Problem description ▸ Copy each line of the listing below exactly.

Collected data
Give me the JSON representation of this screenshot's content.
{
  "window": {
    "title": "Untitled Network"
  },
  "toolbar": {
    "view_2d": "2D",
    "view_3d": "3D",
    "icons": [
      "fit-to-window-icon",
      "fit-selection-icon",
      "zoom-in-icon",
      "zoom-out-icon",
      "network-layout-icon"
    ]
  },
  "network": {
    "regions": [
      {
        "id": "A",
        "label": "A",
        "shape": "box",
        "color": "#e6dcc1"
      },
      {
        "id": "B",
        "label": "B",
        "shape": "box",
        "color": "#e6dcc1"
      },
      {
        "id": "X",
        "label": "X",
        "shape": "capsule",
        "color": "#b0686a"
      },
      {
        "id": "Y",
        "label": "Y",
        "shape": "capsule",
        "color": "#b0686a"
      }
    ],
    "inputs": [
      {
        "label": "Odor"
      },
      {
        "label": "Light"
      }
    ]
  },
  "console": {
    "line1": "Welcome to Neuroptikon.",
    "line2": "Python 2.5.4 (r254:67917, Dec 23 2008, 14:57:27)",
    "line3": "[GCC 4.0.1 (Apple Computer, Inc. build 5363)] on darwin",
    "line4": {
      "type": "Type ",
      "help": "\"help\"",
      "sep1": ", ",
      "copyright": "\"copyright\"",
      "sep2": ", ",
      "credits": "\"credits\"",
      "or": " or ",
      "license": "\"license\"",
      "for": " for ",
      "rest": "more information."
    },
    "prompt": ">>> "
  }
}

Written response ▸
Give me the JSON representation of this screenshot's content.
{
  "window": {
    "title": "Untitled Network"
  },
  "toolbar": {
    "view_2d": "2D",
    "view_3d": "3D",
    "icons": [
      "fit-to-window-icon",
      "fit-selection-icon",
      "zoom-in-icon",
      "zoom-out-icon",
      "network-layout-icon"
    ]
  },
  "network": {
    "regions": [
      {
        "id": "A",
        "label": "A",
        "shape": "box",
        "color": "#e6dcc1"
      },
      {
        "id": "B",
        "label": "B",
        "shape": "box",
        "color": "#e6dcc1"
      },
      {
        "id": "X",
        "label": "X",
        "shape": "capsule",
        "color": "#b0686a"
      },
      {
        "id": "Y",
        "label": "Y",
        "shape": "capsule",
        "color": "#b0686a"
      }
    ],
    "inputs": [
      {
        "label": "Odor"
      },
      {
        "label": "Light"
      }
    ]
  },
  "console": {
    "line1": "Welcome to Neuroptikon.",
    "line2": "Python 2.5.4 (r254:67917, Dec 23 2008, 14:57:27)",
    "line3": "[GCC 4.0.1 (Apple Computer, Inc. build 5363)] on darwin",
    "line4": {
      "type": "Type ",
      "help": "\"help\"",
      "sep1": ", ",
      "copyright": "\"copyright\"",
      "sep2": ", ",
      "credits": "\"credits\"",
      "or": " or ",
      "license": "\"license\"",
      "for": " for ",
      "rest": "more information."
    },
    "prompt": ">>> "
  }
}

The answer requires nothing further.